* _Data entries_
** begin **

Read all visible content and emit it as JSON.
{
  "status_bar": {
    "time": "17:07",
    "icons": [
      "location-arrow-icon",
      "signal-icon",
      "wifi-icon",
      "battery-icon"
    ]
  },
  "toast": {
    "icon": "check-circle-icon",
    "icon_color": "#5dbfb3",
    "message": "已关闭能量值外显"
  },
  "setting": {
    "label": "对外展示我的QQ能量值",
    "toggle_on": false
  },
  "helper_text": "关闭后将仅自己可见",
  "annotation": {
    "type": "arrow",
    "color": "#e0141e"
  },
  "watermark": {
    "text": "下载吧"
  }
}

** end **

* _EXERCISE BRIEF_
Reproduce all of the entries word for word.

* _COMPLETED EXERCISE_
Read all visible content and emit it as JSON.
{
  "status_bar": {
    "time": "17:07",
    "icons": [
      "location-arrow-icon",
      "signal-icon",
      "wifi-icon",
      "battery-icon"
    ]
  },
  "toast": {
    "icon": "check-circle-icon",
    "icon_color": "#5dbfb3",
    "message": "已关闭能量值外显"
  },
  "setting": {
    "label": "对外展示我的QQ能量值",
    "toggle_on": false
  },
  "helper_text": "关闭后将仅自己可见",
  "annotation": {
    "type": "arrow",
    "color": "#e0141e"
  },
  "watermark": {
    "text": "下载吧"
  }
}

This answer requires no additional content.